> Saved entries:

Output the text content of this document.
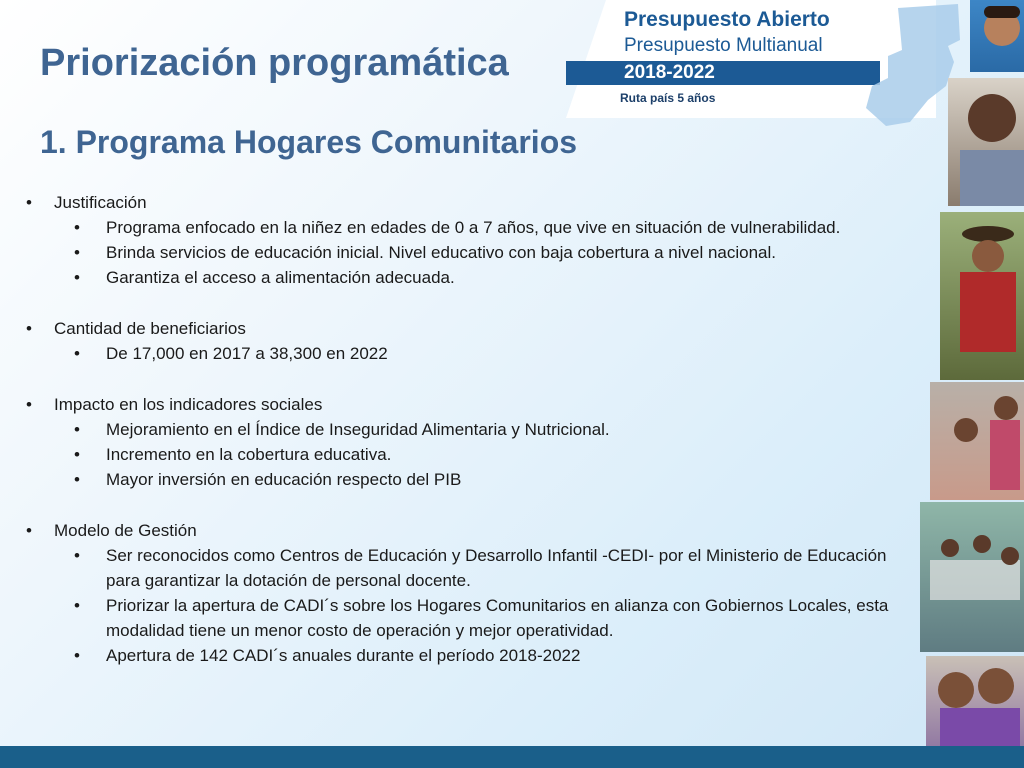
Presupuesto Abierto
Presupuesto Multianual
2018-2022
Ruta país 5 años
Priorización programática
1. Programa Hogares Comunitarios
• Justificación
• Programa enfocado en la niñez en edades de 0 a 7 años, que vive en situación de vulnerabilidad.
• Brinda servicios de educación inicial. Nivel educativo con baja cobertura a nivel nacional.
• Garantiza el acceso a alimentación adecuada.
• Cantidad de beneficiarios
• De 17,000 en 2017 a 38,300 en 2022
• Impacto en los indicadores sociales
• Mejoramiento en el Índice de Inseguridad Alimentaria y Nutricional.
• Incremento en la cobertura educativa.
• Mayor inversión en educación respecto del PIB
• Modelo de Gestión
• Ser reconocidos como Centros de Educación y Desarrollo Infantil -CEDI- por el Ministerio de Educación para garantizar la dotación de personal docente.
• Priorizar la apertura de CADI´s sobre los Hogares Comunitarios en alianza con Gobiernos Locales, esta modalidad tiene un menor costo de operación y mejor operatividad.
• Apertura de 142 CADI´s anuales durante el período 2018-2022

---

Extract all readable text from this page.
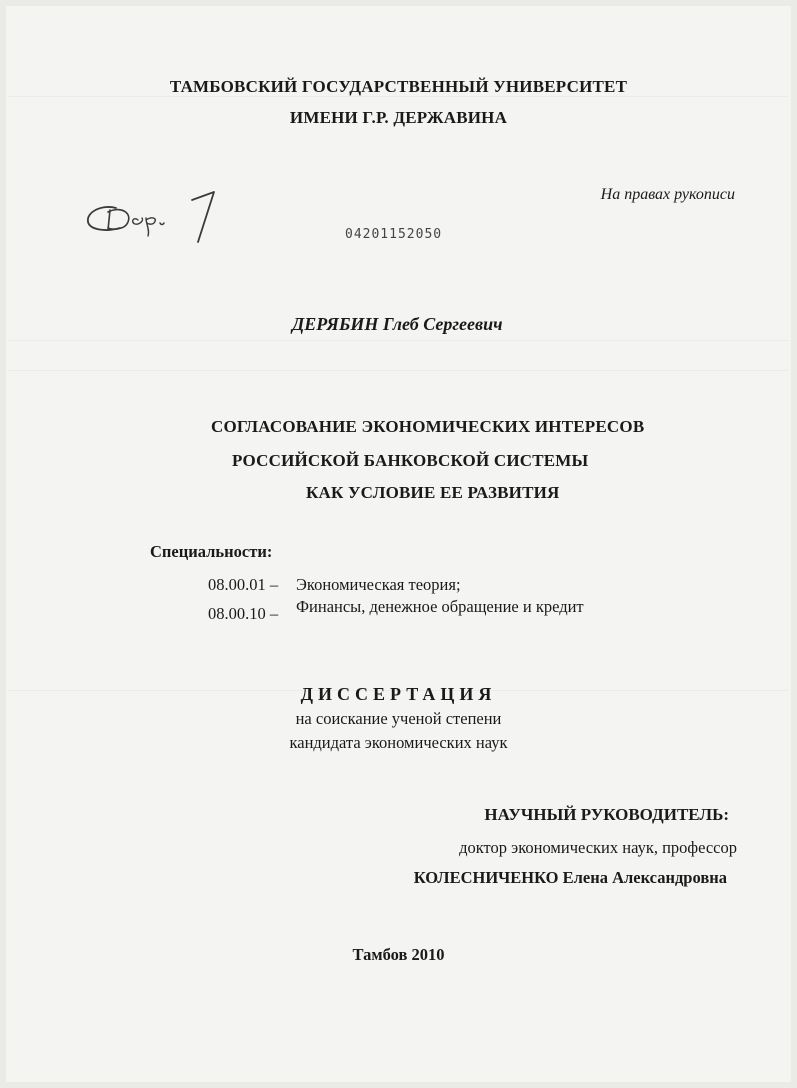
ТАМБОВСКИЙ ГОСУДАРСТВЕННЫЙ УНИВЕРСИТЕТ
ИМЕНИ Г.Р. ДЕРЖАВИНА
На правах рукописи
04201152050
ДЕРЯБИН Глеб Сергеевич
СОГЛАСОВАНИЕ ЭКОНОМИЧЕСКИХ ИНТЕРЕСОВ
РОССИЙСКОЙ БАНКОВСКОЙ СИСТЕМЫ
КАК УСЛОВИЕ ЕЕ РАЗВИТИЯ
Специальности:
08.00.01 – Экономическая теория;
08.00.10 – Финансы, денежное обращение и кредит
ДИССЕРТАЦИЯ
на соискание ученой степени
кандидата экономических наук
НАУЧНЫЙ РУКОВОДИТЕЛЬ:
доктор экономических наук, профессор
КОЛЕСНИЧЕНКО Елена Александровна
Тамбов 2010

> PROBLEM STATEMENT: Spot every line that holds "CADI" and copy it.

> CORRECT RESULT:
• Priorizar la apertura de CADI´s sobre los Hogares Comunitarios en alianza con Gobiernos Locales, esta modalidad tiene un menor costo de operación y mejor operatividad.
• Apertura de 142 CADI´s anuales durante el período 2018-2022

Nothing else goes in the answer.